::: Extracted information :::

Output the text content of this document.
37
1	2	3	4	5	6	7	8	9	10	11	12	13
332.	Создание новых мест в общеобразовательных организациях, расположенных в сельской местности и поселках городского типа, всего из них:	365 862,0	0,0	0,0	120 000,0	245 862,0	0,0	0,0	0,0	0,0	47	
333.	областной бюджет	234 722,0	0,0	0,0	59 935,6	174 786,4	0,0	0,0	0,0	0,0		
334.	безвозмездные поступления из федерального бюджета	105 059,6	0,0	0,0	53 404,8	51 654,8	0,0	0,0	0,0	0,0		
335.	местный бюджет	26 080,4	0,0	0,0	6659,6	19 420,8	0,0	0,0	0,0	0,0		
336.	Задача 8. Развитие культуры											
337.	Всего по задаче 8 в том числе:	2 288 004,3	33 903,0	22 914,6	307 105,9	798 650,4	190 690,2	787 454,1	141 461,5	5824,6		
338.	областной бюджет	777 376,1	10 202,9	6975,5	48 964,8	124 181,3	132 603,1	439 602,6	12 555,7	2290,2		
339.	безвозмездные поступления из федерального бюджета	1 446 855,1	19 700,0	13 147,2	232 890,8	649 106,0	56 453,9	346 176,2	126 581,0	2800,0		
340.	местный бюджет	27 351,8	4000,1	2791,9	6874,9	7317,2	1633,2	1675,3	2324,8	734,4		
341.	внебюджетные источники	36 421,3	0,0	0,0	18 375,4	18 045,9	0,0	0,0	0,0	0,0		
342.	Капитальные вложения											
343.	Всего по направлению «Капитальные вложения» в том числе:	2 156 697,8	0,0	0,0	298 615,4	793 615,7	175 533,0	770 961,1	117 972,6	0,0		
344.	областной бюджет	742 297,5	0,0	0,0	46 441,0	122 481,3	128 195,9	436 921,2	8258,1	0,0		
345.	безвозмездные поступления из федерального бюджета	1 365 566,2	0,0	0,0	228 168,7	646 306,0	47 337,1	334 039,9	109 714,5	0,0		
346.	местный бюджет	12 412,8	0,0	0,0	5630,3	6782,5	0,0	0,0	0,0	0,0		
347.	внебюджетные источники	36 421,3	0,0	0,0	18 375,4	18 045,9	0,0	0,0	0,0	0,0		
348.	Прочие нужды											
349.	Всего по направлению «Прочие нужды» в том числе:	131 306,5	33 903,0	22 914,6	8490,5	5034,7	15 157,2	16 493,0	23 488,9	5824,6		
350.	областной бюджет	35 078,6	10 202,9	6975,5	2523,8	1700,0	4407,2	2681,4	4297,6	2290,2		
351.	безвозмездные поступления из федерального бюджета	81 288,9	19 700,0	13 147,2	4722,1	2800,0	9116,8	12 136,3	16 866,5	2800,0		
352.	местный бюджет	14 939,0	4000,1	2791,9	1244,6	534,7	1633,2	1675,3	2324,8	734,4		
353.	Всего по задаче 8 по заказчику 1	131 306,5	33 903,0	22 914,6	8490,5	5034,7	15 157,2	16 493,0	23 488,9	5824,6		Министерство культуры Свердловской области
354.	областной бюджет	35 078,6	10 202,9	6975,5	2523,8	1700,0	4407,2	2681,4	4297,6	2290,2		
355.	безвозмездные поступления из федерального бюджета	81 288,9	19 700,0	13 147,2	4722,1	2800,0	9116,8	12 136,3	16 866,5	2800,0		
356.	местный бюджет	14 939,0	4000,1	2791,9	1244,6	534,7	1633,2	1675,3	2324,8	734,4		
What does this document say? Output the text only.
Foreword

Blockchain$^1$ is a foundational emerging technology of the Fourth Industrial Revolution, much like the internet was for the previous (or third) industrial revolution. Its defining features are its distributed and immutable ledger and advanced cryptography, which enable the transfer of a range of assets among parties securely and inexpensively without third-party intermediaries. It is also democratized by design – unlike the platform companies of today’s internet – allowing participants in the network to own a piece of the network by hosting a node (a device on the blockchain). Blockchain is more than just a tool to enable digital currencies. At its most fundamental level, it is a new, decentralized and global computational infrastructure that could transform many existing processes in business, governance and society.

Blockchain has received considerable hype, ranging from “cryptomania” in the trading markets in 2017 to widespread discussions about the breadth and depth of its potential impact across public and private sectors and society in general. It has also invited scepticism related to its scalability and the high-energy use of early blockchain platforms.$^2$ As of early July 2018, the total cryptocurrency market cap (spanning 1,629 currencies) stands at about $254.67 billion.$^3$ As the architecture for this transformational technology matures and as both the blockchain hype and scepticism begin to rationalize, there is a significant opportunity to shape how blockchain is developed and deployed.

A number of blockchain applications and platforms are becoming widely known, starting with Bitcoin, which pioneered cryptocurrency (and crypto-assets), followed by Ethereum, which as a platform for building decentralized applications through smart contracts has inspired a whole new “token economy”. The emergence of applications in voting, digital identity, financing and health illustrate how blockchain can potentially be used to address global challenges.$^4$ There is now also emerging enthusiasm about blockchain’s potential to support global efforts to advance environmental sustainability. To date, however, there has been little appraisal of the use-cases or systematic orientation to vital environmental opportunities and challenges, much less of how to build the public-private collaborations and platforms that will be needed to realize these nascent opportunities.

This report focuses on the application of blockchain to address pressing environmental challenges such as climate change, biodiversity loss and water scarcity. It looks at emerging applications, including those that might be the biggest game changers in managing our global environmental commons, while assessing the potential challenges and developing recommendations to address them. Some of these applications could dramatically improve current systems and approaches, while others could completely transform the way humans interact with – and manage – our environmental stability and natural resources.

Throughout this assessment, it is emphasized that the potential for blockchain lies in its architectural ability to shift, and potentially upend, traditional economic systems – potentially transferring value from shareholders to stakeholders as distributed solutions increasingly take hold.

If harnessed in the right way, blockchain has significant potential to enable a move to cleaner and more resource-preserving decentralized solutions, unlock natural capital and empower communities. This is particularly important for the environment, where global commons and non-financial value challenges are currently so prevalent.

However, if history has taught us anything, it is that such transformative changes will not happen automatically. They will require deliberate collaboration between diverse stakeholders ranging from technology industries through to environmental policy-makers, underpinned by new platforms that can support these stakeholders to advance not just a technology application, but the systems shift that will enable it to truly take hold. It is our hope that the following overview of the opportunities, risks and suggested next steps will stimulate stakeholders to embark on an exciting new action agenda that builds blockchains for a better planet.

:::

## Instruction
Copy out all the entries shown above, character for character.

## Reply
Output the text content of this document.
37
1	2	3	4	5	6	7	8	9	10	11	12	13
332.	Создание новых мест в общеобразовательных организациях, расположенных в сельской местности и поселках городского типа, всего из них:	365 862,0	0,0	0,0	120 000,0	245 862,0	0,0	0,0	0,0	0,0	47	
333.	областной бюджет	234 722,0	0,0	0,0	59 935,6	174 786,4	0,0	0,0	0,0	0,0		
334.	безвозмездные поступления из федерального бюджета	105 059,6	0,0	0,0	53 404,8	51 654,8	0,0	0,0	0,0	0,0		
335.	местный бюджет	26 080,4	0,0	0,0	6659,6	19 420,8	0,0	0,0	0,0	0,0		
336.	Задача 8. Развитие культуры											
337.	Всего по задаче 8 в том числе:	2 288 004,3	33 903,0	22 914,6	307 105,9	798 650,4	190 690,2	787 454,1	141 461,5	5824,6		
338.	областной бюджет	777 376,1	10 202,9	6975,5	48 964,8	124 181,3	132 603,1	439 602,6	12 555,7	2290,2		
339.	безвозмездные поступления из федерального бюджета	1 446 855,1	19 700,0	13 147,2	232 890,8	649 106,0	56 453,9	346 176,2	126 581,0	2800,0		
340.	местный бюджет	27 351,8	4000,1	2791,9	6874,9	7317,2	1633,2	1675,3	2324,8	734,4		
341.	внебюджетные источники	36 421,3	0,0	0,0	18 375,4	18 045,9	0,0	0,0	0,0	0,0		
342.	Капитальные вложения											
343.	Всего по направлению «Капитальные вложения» в том числе:	2 156 697,8	0,0	0,0	298 615,4	793 615,7	175 533,0	770 961,1	117 972,6	0,0		
344.	областной бюджет	742 297,5	0,0	0,0	46 441,0	122 481,3	128 195,9	436 921,2	8258,1	0,0		
345.	безвозмездные поступления из федерального бюджета	1 365 566,2	0,0	0,0	228 168,7	646 306,0	47 337,1	334 039,9	109 714,5	0,0		
346.	местный бюджет	12 412,8	0,0	0,0	5630,3	6782,5	0,0	0,0	0,0	0,0		
347.	внебюджетные источники	36 421,3	0,0	0,0	18 375,4	18 045,9	0,0	0,0	0,0	0,0		
348.	Прочие нужды											
349.	Всего по направлению «Прочие нужды» в том числе:	131 306,5	33 903,0	22 914,6	8490,5	5034,7	15 157,2	16 493,0	23 488,9	5824,6		
350.	областной бюджет	35 078,6	10 202,9	6975,5	2523,8	1700,0	4407,2	2681,4	4297,6	2290,2		
351.	безвозмездные поступления из федерального бюджета	81 288,9	19 700,0	13 147,2	4722,1	2800,0	9116,8	12 136,3	16 866,5	2800,0		
352.	местный бюджет	14 939,0	4000,1	2791,9	1244,6	534,7	1633,2	1675,3	2324,8	734,4		
353.	Всего по задаче 8 по заказчику 1	131 306,5	33 903,0	22 914,6	8490,5	5034,7	15 157,2	16 493,0	23 488,9	5824,6		Министерство культуры Свердловской области
354.	областной бюджет	35 078,6	10 202,9	6975,5	2523,8	1700,0	4407,2	2681,4	4297,6	2290,2		
355.	безвозмездные поступления из федерального бюджета	81 288,9	19 700,0	13 147,2	4722,1	2800,0	9116,8	12 136,3	16 866,5	2800,0		
356.	местный бюджет	14 939,0	4000,1	2791,9	1244,6	534,7	1633,2	1675,3	2324,8	734,4		
What does this document say? Output the text only.
Foreword

Blockchain$^1$ is a foundational emerging technology of the Fourth Industrial Revolution, much like the internet was for the previous (or third) industrial revolution. Its defining features are its distributed and immutable ledger and advanced cryptography, which enable the transfer of a range of assets among parties securely and inexpensively without third-party intermediaries. It is also democratized by design – unlike the platform companies of today’s internet – allowing participants in the network to own a piece of the network by hosting a node (a device on the blockchain). Blockchain is more than just a tool to enable digital currencies. At its most fundamental level, it is a new, decentralized and global computational infrastructure that could transform many existing processes in business, governance and society.

Blockchain has received considerable hype, ranging from “cryptomania” in the trading markets in 2017 to widespread discussions about the breadth and depth of its potential impact across public and private sectors and society in general. It has also invited scepticism related to its scalability and the high-energy use of early blockchain platforms.$^2$ As of early July 2018, the total cryptocurrency market cap (spanning 1,629 currencies) stands at about $254.67 billion.$^3$ As the architecture for this transformational technology matures and as both the blockchain hype and scepticism begin to rationalize, there is a significant opportunity to shape how blockchain is developed and deployed.

A number of blockchain applications and platforms are becoming widely known, starting with Bitcoin, which pioneered cryptocurrency (and crypto-assets), followed by Ethereum, which as a platform for building decentralized applications through smart contracts has inspired a whole new “token economy”. The emergence of applications in voting, digital identity, financing and health illustrate how blockchain can potentially be used to address global challenges.$^4$ There is now also emerging enthusiasm about blockchain’s potential to support global efforts to advance environmental sustainability. To date, however, there has been little appraisal of the use-cases or systematic orientation to vital environmental opportunities and challenges, much less of how to build the public-private collaborations and platforms that will be needed to realize these nascent opportunities.

This report focuses on the application of blockchain to address pressing environmental challenges such as climate change, biodiversity loss and water scarcity. It looks at emerging applications, including those that might be the biggest game changers in managing our global environmental commons, while assessing the potential challenges and developing recommendations to address them. Some of these applications could dramatically improve current systems and approaches, while others could completely transform the way humans interact with – and manage – our environmental stability and natural resources.

Throughout this assessment, it is emphasized that the potential for blockchain lies in its architectural ability to shift, and potentially upend, traditional economic systems – potentially transferring value from shareholders to stakeholders as distributed solutions increasingly take hold.

If harnessed in the right way, blockchain has significant potential to enable a move to cleaner and more resource-preserving decentralized solutions, unlock natural capital and empower communities. This is particularly important for the environment, where global commons and non-financial value challenges are currently so prevalent.

However, if history has taught us anything, it is that such transformative changes will not happen automatically. They will require deliberate collaboration between diverse stakeholders ranging from technology industries through to environmental policy-makers, underpinned by new platforms that can support these stakeholders to advance not just a technology application, but the systems shift that will enable it to truly take hold. It is our hope that the following overview of the opportunities, risks and suggested next steps will stimulate stakeholders to embark on an exciting new action agenda that builds blockchains for a better planet.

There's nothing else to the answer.